▶ [EXERCISE INSTRUCTIONS] Reproduce the records below in full and word for word, excluding pictures.

▶ [DATA FOR THIS TASK]

------------------------------------

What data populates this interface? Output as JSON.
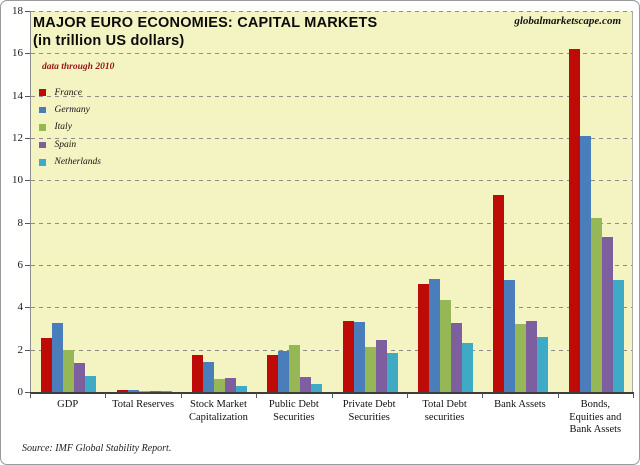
{
  "header": {
    "title_line1": "MAJOR EURO ECONOMIES: CAPITAL MARKETS",
    "title_line2": "(in trillion US dollars)",
    "watermark": "globalmarketscape.com",
    "data_note": "data through  2010"
  },
  "source_line": "Source: IMF Global Stability Report.",
  "colors": {
    "plot_background": "#f4f4c3",
    "gridline": "#8c8c8c",
    "axis": "#3d3d3d",
    "data_note_red": "#971313",
    "france": "#bf0b08",
    "germany": "#4a7ebb",
    "italy": "#96b755",
    "spain": "#7d5fa0",
    "netherlands": "#3faac6"
  },
  "chart_data": {
    "type": "bar",
    "title": "MAJOR EURO ECONOMIES: CAPITAL MARKETS (in trillion US dollars)",
    "subtitle": "data through 2010",
    "xlabel": "",
    "ylabel": "trillion US dollars",
    "ylim": [
      0,
      18
    ],
    "ytick_step": 2,
    "grid": "horizontal-dashed",
    "legend_position": "upper-left-inside",
    "categories": [
      "GDP",
      "Total Reserves",
      "Stock Market Capitalization",
      "Public Debt Securities",
      "Private Debt Securities",
      "Total Debt securities",
      "Bank Assets",
      "Bonds, Equities and Bank Assets"
    ],
    "series": [
      {
        "name": "France",
        "color": "#bf0b08",
        "values": [
          2.55,
          0.08,
          1.75,
          1.75,
          3.35,
          5.1,
          9.3,
          16.2
        ]
      },
      {
        "name": "Germany",
        "color": "#4a7ebb",
        "values": [
          3.25,
          0.08,
          1.4,
          1.95,
          3.3,
          5.35,
          5.3,
          12.1
        ]
      },
      {
        "name": "Italy",
        "color": "#96b755",
        "values": [
          2.0,
          0.06,
          0.6,
          2.2,
          2.15,
          4.35,
          3.2,
          8.2
        ]
      },
      {
        "name": "Spain",
        "color": "#7d5fa0",
        "values": [
          1.35,
          0.04,
          0.65,
          0.7,
          2.45,
          3.25,
          3.35,
          7.3
        ]
      },
      {
        "name": "Netherlands",
        "color": "#3faac6",
        "values": [
          0.75,
          0.04,
          0.3,
          0.4,
          1.85,
          2.3,
          2.6,
          5.3
        ]
      }
    ]
  }
}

------------------------------------

▶ [WRITTEN ANSWER]
What data populates this interface? Output as JSON.
{
  "header": {
    "title_line1": "MAJOR EURO ECONOMIES: CAPITAL MARKETS",
    "title_line2": "(in trillion US dollars)",
    "watermark": "globalmarketscape.com",
    "data_note": "data through  2010"
  },
  "source_line": "Source: IMF Global Stability Report.",
  "colors": {
    "plot_background": "#f4f4c3",
    "gridline": "#8c8c8c",
    "axis": "#3d3d3d",
    "data_note_red": "#971313",
    "france": "#bf0b08",
    "germany": "#4a7ebb",
    "italy": "#96b755",
    "spain": "#7d5fa0",
    "netherlands": "#3faac6"
  },
  "chart_data": {
    "type": "bar",
    "title": "MAJOR EURO ECONOMIES: CAPITAL MARKETS (in trillion US dollars)",
    "subtitle": "data through 2010",
    "xlabel": "",
    "ylabel": "trillion US dollars",
    "ylim": [
      0,
      18
    ],
    "ytick_step": 2,
    "grid": "horizontal-dashed",
    "legend_position": "upper-left-inside",
    "categories": [
      "GDP",
      "Total Reserves",
      "Stock Market Capitalization",
      "Public Debt Securities",
      "Private Debt Securities",
      "Total Debt securities",
      "Bank Assets",
      "Bonds, Equities and Bank Assets"
    ],
    "series": [
      {
        "name": "France",
        "color": "#bf0b08",
        "values": [
          2.55,
          0.08,
          1.75,
          1.75,
          3.35,
          5.1,
          9.3,
          16.2
        ]
      },
      {
        "name": "Germany",
        "color": "#4a7ebb",
        "values": [
          3.25,
          0.08,
          1.4,
          1.95,
          3.3,
          5.35,
          5.3,
          12.1
        ]
      },
      {
        "name": "Italy",
        "color": "#96b755",
        "values": [
          2.0,
          0.06,
          0.6,
          2.2,
          2.15,
          4.35,
          3.2,
          8.2
        ]
      },
      {
        "name": "Spain",
        "color": "#7d5fa0",
        "values": [
          1.35,
          0.04,
          0.65,
          0.7,
          2.45,
          3.25,
          3.35,
          7.3
        ]
      },
      {
        "name": "Netherlands",
        "color": "#3faac6",
        "values": [
          0.75,
          0.04,
          0.3,
          0.4,
          1.85,
          2.3,
          2.6,
          5.3
        ]
      }
    ]
  }
}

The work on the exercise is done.